■ **What to work on**
Look through the data below and return each line where "satu" appears.

Data records

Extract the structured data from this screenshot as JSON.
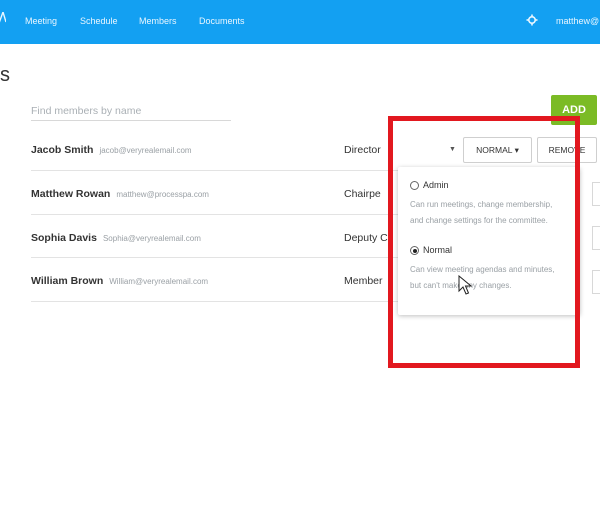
{
  "nav": {
    "items": [
      "Meeting",
      "Schedule",
      "Members",
      "Documents"
    ],
    "user": "matthew@"
  },
  "page": {
    "title_fragment": "s"
  },
  "search": {
    "placeholder": "Find members by name"
  },
  "add_button": {
    "label": "ADD"
  },
  "members": [
    {
      "name": "Jacob Smith",
      "email": "jacob@veryrealemail.com",
      "role": "Director"
    },
    {
      "name": "Matthew Rowan",
      "email": "matthew@processpa.com",
      "role": "Chairpe"
    },
    {
      "name": "Sophia Davis",
      "email": "Sophia@veryrealemail.com",
      "role": "Deputy C"
    },
    {
      "name": "William Brown",
      "email": "William@veryrealemail.com",
      "role": "Member"
    }
  ],
  "actions": {
    "normal_label": "NORMAL ▾",
    "remove_label": "REMOVE"
  },
  "permission_menu": {
    "options": [
      {
        "label": "Admin",
        "selected": false,
        "desc_line1": "Can run meetings, change membership,",
        "desc_line2": "and change settings for the committee."
      },
      {
        "label": "Normal",
        "selected": true,
        "desc_line1": "Can view meeting agendas and minutes,",
        "desc_line2": "but can't make any changes."
      }
    ]
  },
  "colors": {
    "topbar": "#13a0f2",
    "add": "#7bbb25",
    "highlight": "#e2181f"
  }
}
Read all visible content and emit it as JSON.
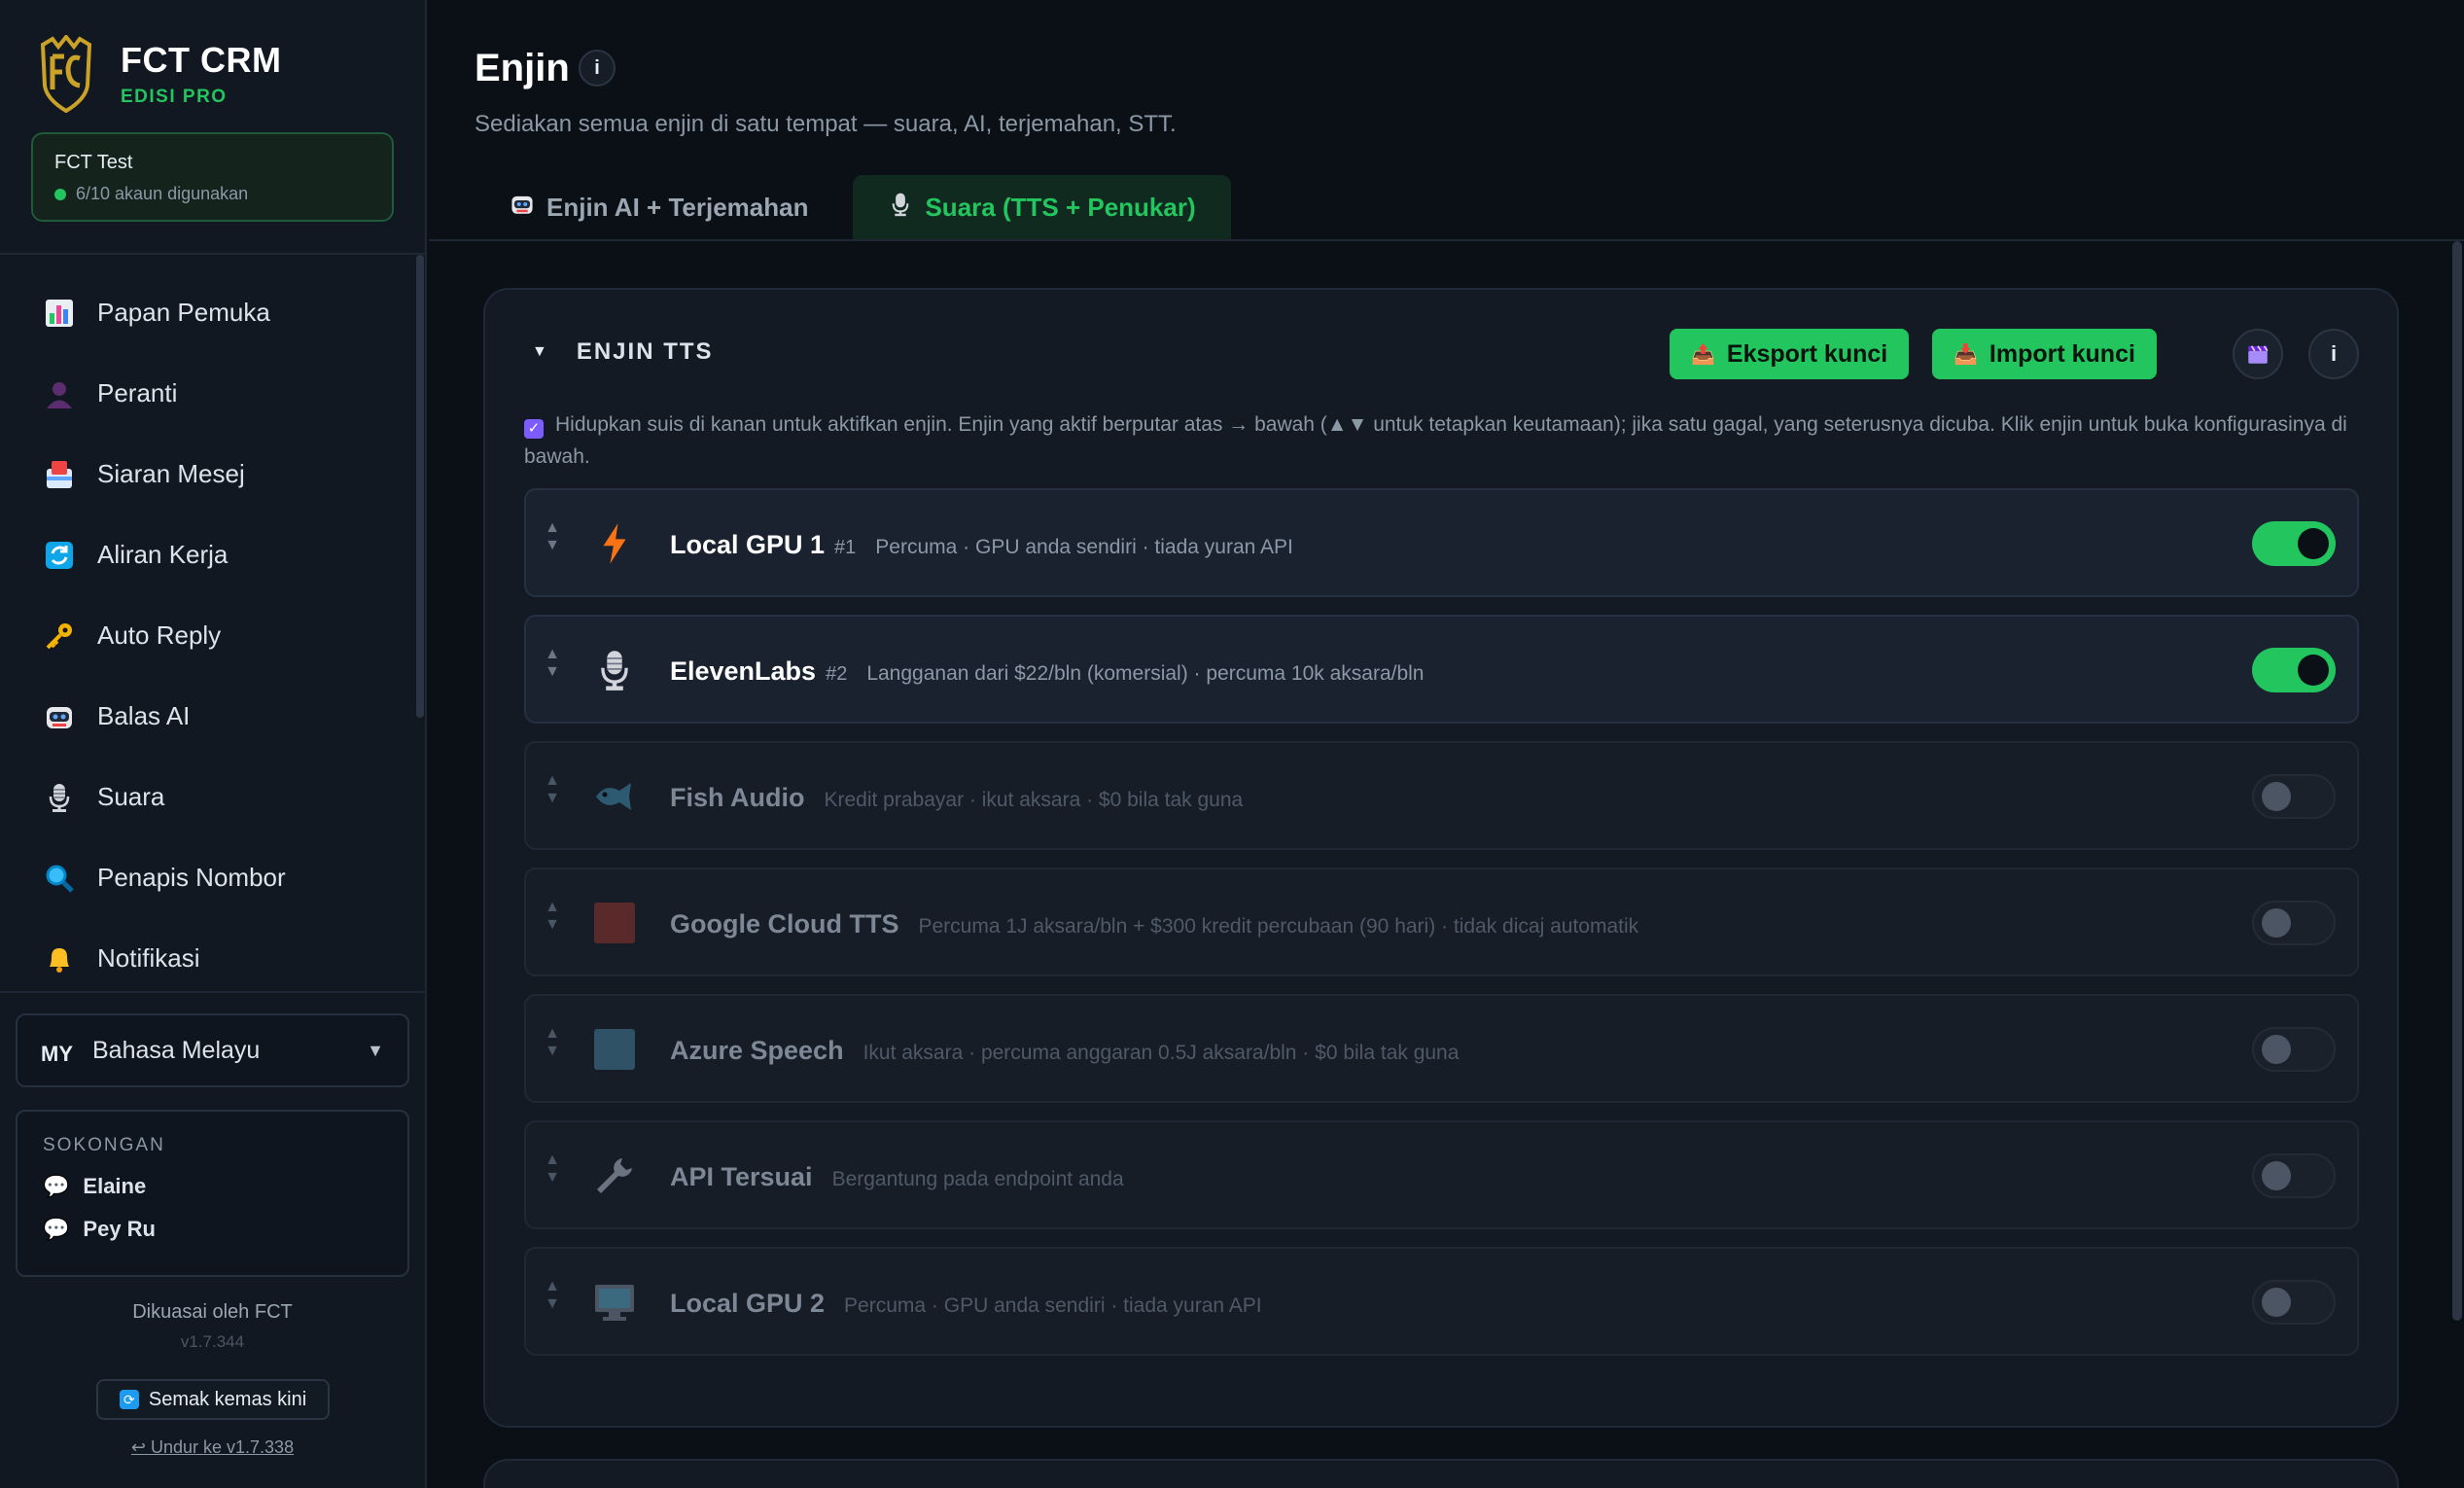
{
  "brand": {
    "name": "FCT CRM",
    "edition": "EDISI PRO"
  },
  "workspace": {
    "name": "FCT Test",
    "usage": "6/10 akaun digunakan"
  },
  "nav": [
    {
      "label": "Papan Pemuka",
      "icon": "chart-icon"
    },
    {
      "label": "Peranti",
      "icon": "user-icon"
    },
    {
      "label": "Siaran Mesej",
      "icon": "broadcast-icon"
    },
    {
      "label": "Aliran Kerja",
      "icon": "workflow-icon"
    },
    {
      "label": "Auto Reply",
      "icon": "key-icon"
    },
    {
      "label": "Balas AI",
      "icon": "robot-icon"
    },
    {
      "label": "Suara",
      "icon": "microphone-icon"
    },
    {
      "label": "Penapis Nombor",
      "icon": "magnifier-icon"
    },
    {
      "label": "Notifikasi",
      "icon": "bell-icon"
    }
  ],
  "language": {
    "code": "MY",
    "label": "Bahasa Melayu"
  },
  "support": {
    "title": "SOKONGAN",
    "contacts": [
      "Elaine",
      "Pey Ru"
    ]
  },
  "footer": {
    "powered": "Dikuasai oleh FCT",
    "version": "v1.7.344",
    "check_update": "Semak kemas kini",
    "downgrade": "↩ Undur ke v1.7.338"
  },
  "page": {
    "title": "Enjin",
    "subtitle": "Sediakan semua enjin di satu tempat — suara, AI, terjemahan, STT.",
    "tabs": [
      {
        "label": "Enjin AI + Terjemahan",
        "active": false
      },
      {
        "label": "Suara (TTS + Penukar)",
        "active": true
      }
    ]
  },
  "tts_section": {
    "title": "ENJIN TTS",
    "export_label": "Eksport kunci",
    "import_label": "Import kunci",
    "hint": "Hidupkan suis di kanan untuk aktifkan enjin. Enjin yang aktif berputar atas → bawah (▲▼ untuk tetapkan keutamaan); jika satu gagal, yang seterusnya dicuba. Klik enjin untuk buka konfigurasinya di bawah.",
    "engines": [
      {
        "name": "Local GPU 1",
        "rank": "#1",
        "desc": "Percuma · GPU anda sendiri · tiada yuran API",
        "enabled": true,
        "icon": "lightning-icon"
      },
      {
        "name": "ElevenLabs",
        "rank": "#2",
        "desc": "Langganan dari $22/bln (komersial) · percuma 10k aksara/bln",
        "enabled": true,
        "icon": "microphone-icon"
      },
      {
        "name": "Fish Audio",
        "rank": "",
        "desc": "Kredit prabayar · ikut aksara · $0 bila tak guna",
        "enabled": false,
        "icon": "fish-icon"
      },
      {
        "name": "Google Cloud TTS",
        "rank": "",
        "desc": "Percuma 1J aksara/bln + $300 kredit percubaan (90 hari) · tidak dicaj automatik",
        "enabled": false,
        "icon": "google-cloud-icon"
      },
      {
        "name": "Azure Speech",
        "rank": "",
        "desc": "Ikut aksara · percuma anggaran 0.5J aksara/bln · $0 bila tak guna",
        "enabled": false,
        "icon": "azure-icon"
      },
      {
        "name": "API Tersuai",
        "rank": "",
        "desc": "Bergantung pada endpoint anda",
        "enabled": false,
        "icon": "wrench-icon"
      },
      {
        "name": "Local GPU 2",
        "rank": "",
        "desc": "Percuma · GPU anda sendiri · tiada yuran API",
        "enabled": false,
        "icon": "monitor-icon"
      }
    ]
  },
  "colors": {
    "accent": "#22c55e",
    "background": "#0b0f16",
    "sidebar": "#111822",
    "card": "#131a24"
  }
}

■ **Response to this exercise**
    "subtitle": "Sediakan semua enjin di satu tempat — suara, AI, terjemahan, STT.",
    "hint": "Hidupkan suis di kanan untuk aktifkan enjin. Enjin yang aktif berputar atas → bawah (▲▼ untuk tetapkan keutamaan); jika satu gagal, yang seterusnya dicuba. Klik enjin untuk buka konfigurasinya di bawah.",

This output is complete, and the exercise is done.